Task directions: From the listing below, extract every line containing "thưởng".

Stored records:
::::::

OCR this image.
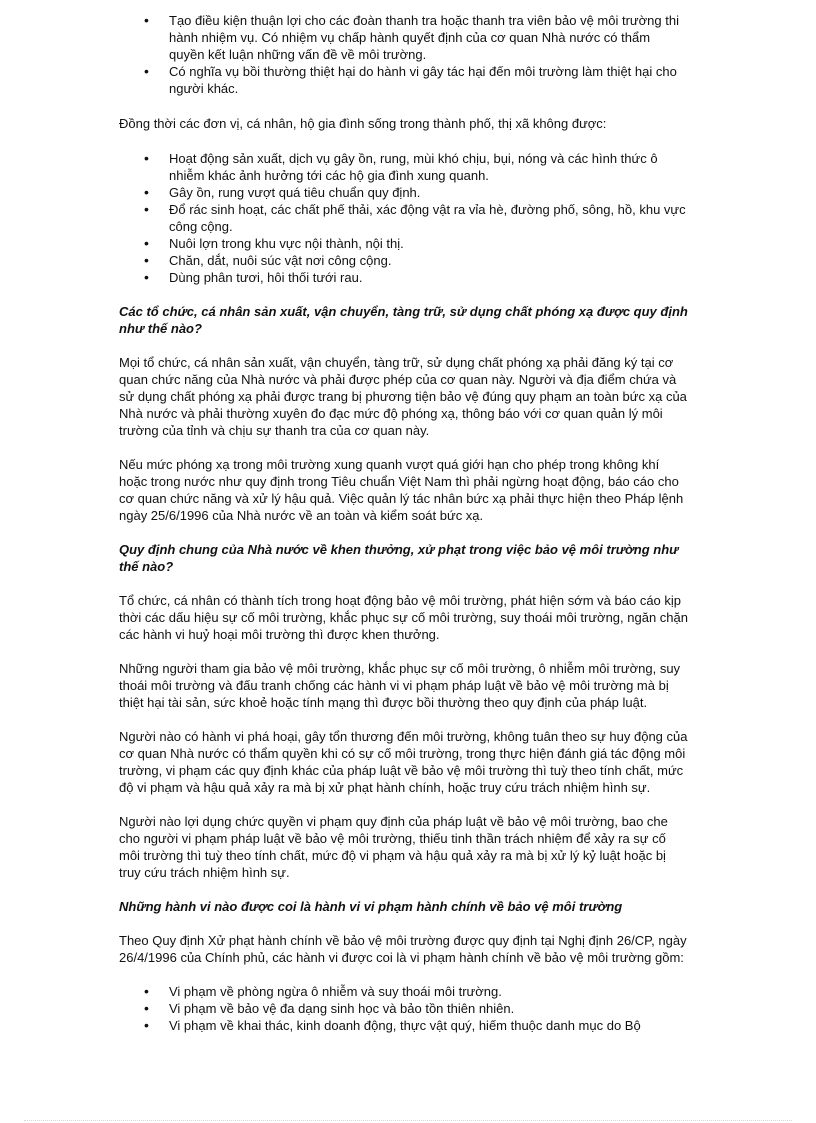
• Tạo điều kiện thuận lợi cho các đoàn thanh tra hoặc thanh tra viên bảo vệ môi trường thi hành nhiệm vụ. Có nhiệm vụ chấp hành quyết định của cơ quan Nhà nước có thẩm quyền kết luận những vấn đề về môi trường.
• Có nghĩa vụ bồi thường thiệt hại do hành vi gây tác hại đến môi trường làm thiệt hại cho người khác.

Đồng thời các đơn vị, cá nhân, hộ gia đình sống trong thành phố, thị xã không được:

• Hoạt động sản xuất, dịch vụ gây ồn, rung, mùi khó chịu, bụi, nóng và các hình thức ô nhiễm khác ảnh hưởng tới các hộ gia đình xung quanh.
• Gây ồn, rung vượt quá tiêu chuẩn quy định.
• Đổ rác sinh hoạt, các chất phế thải, xác động vật ra vỉa hè, đường phố, sông, hồ, khu vực công cộng.
• Nuôi lợn trong khu vực nội thành, nội thị.
• Chăn, dắt, nuôi súc vật nơi công cộng.
• Dùng phân tươi, hôi thối tưới rau.
Các tổ chức, cá nhân sản xuất, vận chuyển, tàng trữ, sử dụng chất phóng xạ được quy định như thế nào?

Mọi tổ chức, cá nhân sản xuất, vận chuyển, tàng trữ, sử dụng chất phóng xạ phải đăng ký tại cơ quan chức năng của Nhà nước và phải được phép của cơ quan này. Người và địa điểm chứa và sử dụng chất phóng xạ phải được trang bị phương tiện bảo vệ đúng quy phạm an toàn bức xạ của Nhà nước và phải thường xuyên đo đạc mức độ phóng xạ, thông báo với cơ quan quản lý môi trường của tỉnh và chịu sự thanh tra của cơ quan này.

Nếu mức phóng xạ trong môi trường xung quanh vượt quá giới hạn cho phép trong không khí hoặc trong nước như quy định trong Tiêu chuẩn Việt Nam thì phải ngừng hoạt động, báo cáo cho cơ quan chức năng và xử lý hậu quả. Việc quản lý tác nhân bức xạ phải thực hiện theo Pháp lệnh ngày 25/6/1996 của Nhà nước về an toàn và kiểm soát bức xạ.

Quy định chung của Nhà nước về khen thưởng, xử phạt trong việc bảo vệ môi trường như thế nào?

Tổ chức, cá nhân có thành tích trong hoạt động bảo vệ môi trường, phát hiện sớm và báo cáo kịp thời các dấu hiệu sự cố môi trường, khắc phục sự cố môi trường, suy thoái môi trường, ngăn chặn các hành vi huỷ hoại môi trường thì được khen thưởng.

Những người tham gia bảo vệ môi trường, khắc phục sự cố môi trường, ô nhiễm môi trường, suy thoái môi trường và đấu tranh chống các hành vi vi phạm pháp luật về bảo vệ môi trường mà bị thiệt hại tài sản, sức khoẻ hoặc tính mạng thì được bồi thường theo quy định của pháp luật.

Người nào có hành vi phá hoại, gây tổn thương đến môi trường, không tuân theo sự huy động của cơ quan Nhà nước có thẩm quyền khi có sự cố môi trường, trong thực hiện đánh giá tác động môi trường, vi phạm các quy định khác của pháp luật về bảo vệ môi trường thì tuỳ theo tính chất, mức độ vi phạm và hậu quả xảy ra mà bị xử phạt hành chính, hoặc truy cứu trách nhiệm hình sự.

Người nào lợi dụng chức quyền vi phạm quy định của pháp luật về bảo vệ môi trường, bao che cho người vi phạm pháp luật về bảo vệ môi trường, thiếu tinh thần trách nhiệm để xảy ra sự cố môi trường thì tuỳ theo tính chất, mức độ vi phạm và hậu quả xảy ra mà bị xử lý kỷ luật hoặc bị truy cứu trách nhiệm hình sự.

Những hành vi nào được coi là hành vi vi phạm hành chính về bảo vệ môi trường

Theo Quy định Xử phạt hành chính về bảo vệ môi trường được quy định tại Nghị định 26/CP, ngày 26/4/1996 của Chính phủ, các hành vi được coi là vi phạm hành chính về bảo vệ môi trường gồm:

• Vi phạm về phòng ngừa ô nhiễm và suy thoái môi trường.
• Vi phạm về bảo vệ đa dạng sinh học và bảo tồn thiên nhiên.
• Vi phạm về khai thác, kinh doanh động, thực vật quý, hiếm thuộc danh mục do Bộ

::::::

Reply:
Quy định chung của Nhà nước về khen thưởng, xử phạt trong việc bảo vệ môi trường như thế nào?
Tổ chức, cá nhân có thành tích trong hoạt động bảo vệ môi trường, phát hiện sớm và báo cáo kịp thời các dấu hiệu sự cố môi trường, khắc phục sự cố môi trường, suy thoái môi trường, ngăn chặn các hành vi huỷ hoại môi trường thì được khen thưởng.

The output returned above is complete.